» **PROBLEM REQUIREMENTS**: Your task is to copy each line that has the word "Wykazanie".

» **INPUT ROWS**:
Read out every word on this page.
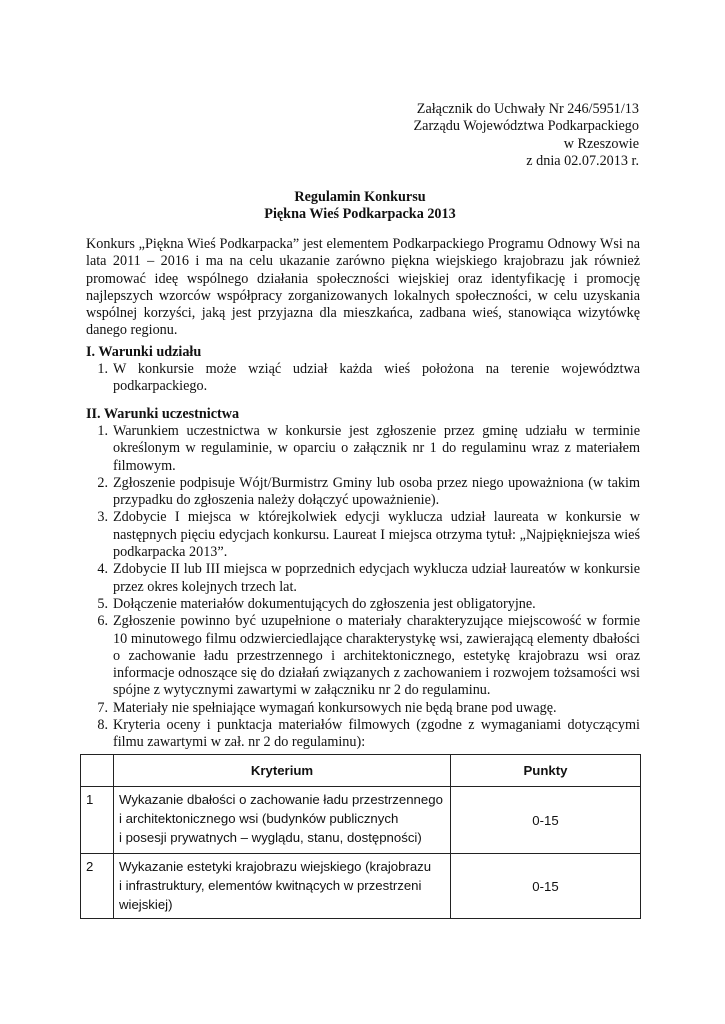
Załącznik do Uchwały Nr 246/5951/13
Zarządu Województwa Podkarpackiego
w Rzeszowie
z dnia 02.07.2013 r.
Regulamin Konkursu
Piękna Wieś Podkarpacka 2013
Konkurs „Piękna Wieś Podkarpacka” jest elementem Podkarpackiego Programu Odnowy Wsi na lata 2011 – 2016 i ma na celu ukazanie zarówno piękna wiejskiego krajobrazu jak również promować ideę wspólnego działania społeczności wiejskiej oraz identyfikację i promocję najlepszych wzorców współpracy zorganizowanych lokalnych społeczności, w celu uzyskania wspólnej korzyści, jaką jest przyjazna dla mieszkańca, zadbana wieś, stanowiąca wizytówkę danego regionu.
I. Warunki udziału
1. W konkursie może wziąć udział każda wieś położona na terenie województwa podkarpackiego.
II. Warunki uczestnictwa
1. Warunkiem uczestnictwa w konkursie jest zgłoszenie przez gminę udziału w terminie określonym w regulaminie, w oparciu o załącznik nr 1 do regulaminu wraz z materiałem filmowym.
2. Zgłoszenie podpisuje Wójt/Burmistrz Gminy lub osoba przez niego upoważniona (w takim przypadku do zgłoszenia należy dołączyć upoważnienie).
3. Zdobycie I miejsca w którejkolwiek edycji wyklucza udział laureata w konkursie w następnych pięciu edycjach konkursu. Laureat I miejsca otrzyma tytuł: „Najpiękniejsza wieś podkarpacka 2013”.
4. Zdobycie II lub III miejsca w poprzednich edycjach wyklucza udział laureatów w konkursie przez okres kolejnych trzech lat.
5. Dołączenie materiałów dokumentujących do zgłoszenia jest obligatoryjne.
6. Zgłoszenie powinno być uzupełnione o materiały charakteryzujące miejscowość w formie 10 minutowego filmu odzwierciedlające charakterystykę wsi, zawierającą elementy dbałości o zachowanie ładu przestrzennego i architektonicznego, estetykę krajobrazu wsi oraz informacje odnoszące się do działań związanych z zachowaniem i rozwojem tożsamości wsi spójne z wytycznymi zawartymi w załączniku nr 2 do regulaminu.
7. Materiały nie spełniające wymagań konkursowych nie będą brane pod uwagę.
8. Kryteria oceny i punktacja materiałów filmowych (zgodne z wymaganiami dotyczącymi filmu zawartymi w zał. nr 2 do regulaminu):
	Kryterium	Punkty
1	Wykazanie dbałości o zachowanie ładu przestrzennego
i architektonicznego wsi (budynków publicznych
i posesji prywatnych – wyglądu, stanu, dostępności)	0-15
2	Wykazanie estetyki krajobrazu wiejskiego (krajobrazu
i infrastruktury, elementów kwitnących w przestrzeni
wiejskiej)	0-15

» **RESPONSE FOR THIS EXERCISE**:
1	Wykazanie dbałości o zachowanie ładu przestrzennego
2	Wykazanie estetyki krajobrazu wiejskiego (krajobrazu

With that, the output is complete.